• EXERCISE TASK: In your copy, include every line of the listing below exactly but none of the pictures.

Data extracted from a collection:
## Start

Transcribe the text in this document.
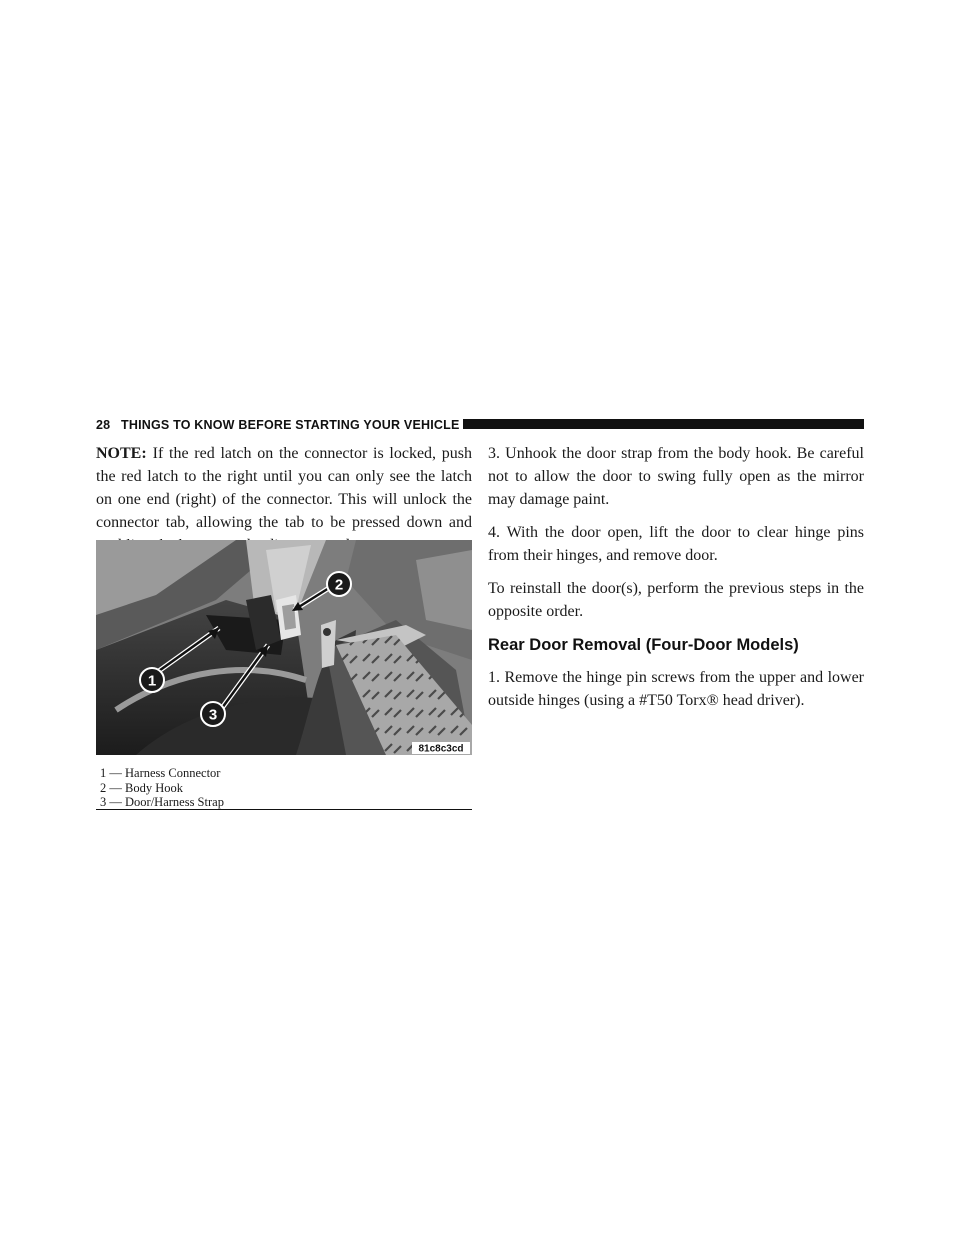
28 THINGS TO KNOW BEFORE STARTING YOUR VEHICLE

NOTE: If the red latch on the connector is locked, push the red latch to the right until you can only see the latch on one end (right) of the connector. This will unlock the connector tab, allowing the tab to be pressed down and

1
2
3
81c8c3cd
1 — Harness Connector
2 — Body Hook
3 — Door/Harness Strap

3. Unhook the door strap from the body hook. Be careful not to allow the door to swing fully open as the mirror may damage paint.

4. With the door open, lift the door to clear hinge pins from their hinges, and remove door.

To reinstall the door(s), perform the previous steps in the opposite order.

Rear Door Removal (Four-Door Models)

1. Remove the hinge pin screws from the upper and lower outside hinges (using a #T50 Torx® head driver).
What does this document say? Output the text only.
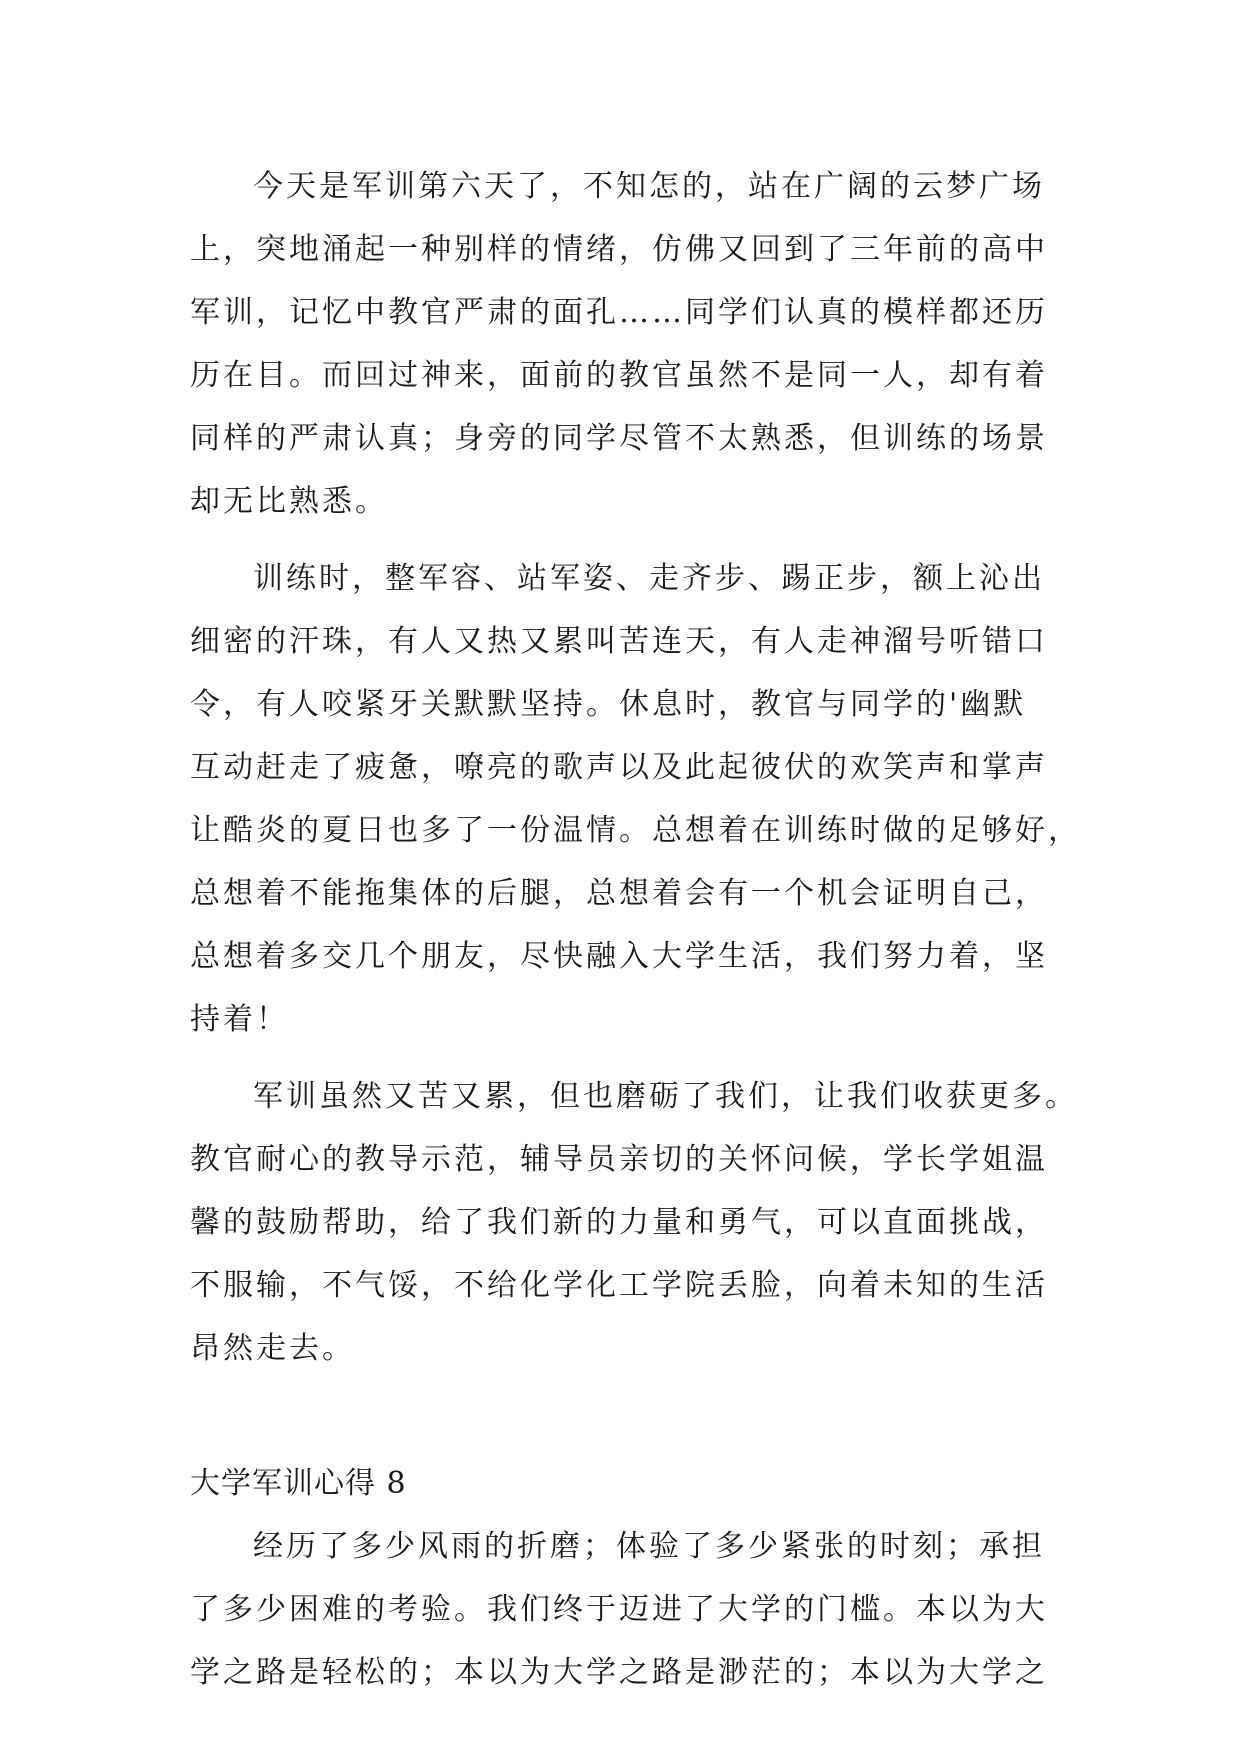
今天是军训第六天了，不知怎的，站在广阔的云梦广场
上，突地涌起一种别样的情绪，仿佛又回到了三年前的高中
军训，记忆中教官严肃的面孔……同学们认真的模样都还历
历在目。而回过神来，面前的教官虽然不是同一人，却有着
同样的严肃认真；身旁的同学尽管不太熟悉，但训练的场景
却无比熟悉。
训练时，整军容、站军姿、走齐步、踢正步，额上沁出
细密的汗珠，有人又热又累叫苦连天，有人走神溜号听错口
令，有人咬紧牙关默默坚持。休息时，教官与同学的'幽默
互动赶走了疲惫，嘹亮的歌声以及此起彼伏的欢笑声和掌声
让酷炎的夏日也多了一份温情。总想着在训练时做的足够好，
总想着不能拖集体的后腿，总想着会有一个机会证明自己，
总想着多交几个朋友，尽快融入大学生活，我们努力着，坚
持着！
军训虽然又苦又累，但也磨砺了我们，让我们收获更多。
教官耐心的教导示范，辅导员亲切的关怀问候，学长学姐温
馨的鼓励帮助，给了我们新的力量和勇气，可以直面挑战，
不服输，不气馁，不给化学化工学院丢脸，向着未知的生活
昂然走去。
大学军训心得 8
经历了多少风雨的折磨；体验了多少紧张的时刻；承担
了多少困难的考验。我们终于迈进了大学的门槛。本以为大
学之路是轻松的；本以为大学之路是渺茫的；本以为大学之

## End

• EXERCISE OUTPUT:
Transcribe the text in this document.
28 THINGS TO KNOW BEFORE STARTING YOUR VEHICLE

NOTE: If the red latch on the connector is locked, push the red latch to the right until you can only see the latch on one end (right) of the connector. This will unlock the connector tab, allowing the tab to be pressed down and

1
2
3
81c8c3cd
1 — Harness Connector
2 — Body Hook
3 — Door/Harness Strap

3. Unhook the door strap from the body hook. Be careful not to allow the door to swing fully open as the mirror may damage paint.

4. With the door open, lift the door to clear hinge pins from their hinges, and remove door.

To reinstall the door(s), perform the previous steps in the opposite order.

Rear Door Removal (Four-Door Models)

1. Remove the hinge pin screws from the upper and lower outside hinges (using a #T50 Torx® head driver).
What does this document say? Output the text only.
今天是军训第六天了，不知怎的，站在广阔的云梦广场
上，突地涌起一种别样的情绪，仿佛又回到了三年前的高中
军训，记忆中教官严肃的面孔……同学们认真的模样都还历
历在目。而回过神来，面前的教官虽然不是同一人，却有着
同样的严肃认真；身旁的同学尽管不太熟悉，但训练的场景
却无比熟悉。
训练时，整军容、站军姿、走齐步、踢正步，额上沁出
细密的汗珠，有人又热又累叫苦连天，有人走神溜号听错口
令，有人咬紧牙关默默坚持。休息时，教官与同学的'幽默
互动赶走了疲惫，嘹亮的歌声以及此起彼伏的欢笑声和掌声
让酷炎的夏日也多了一份温情。总想着在训练时做的足够好，
总想着不能拖集体的后腿，总想着会有一个机会证明自己，
总想着多交几个朋友，尽快融入大学生活，我们努力着，坚
持着！
军训虽然又苦又累，但也磨砺了我们，让我们收获更多。
教官耐心的教导示范，辅导员亲切的关怀问候，学长学姐温
馨的鼓励帮助，给了我们新的力量和勇气，可以直面挑战，
不服输，不气馁，不给化学化工学院丢脸，向着未知的生活
昂然走去。
大学军训心得 8
经历了多少风雨的折磨；体验了多少紧张的时刻；承担
了多少困难的考验。我们终于迈进了大学的门槛。本以为大
学之路是轻松的；本以为大学之路是渺茫的；本以为大学之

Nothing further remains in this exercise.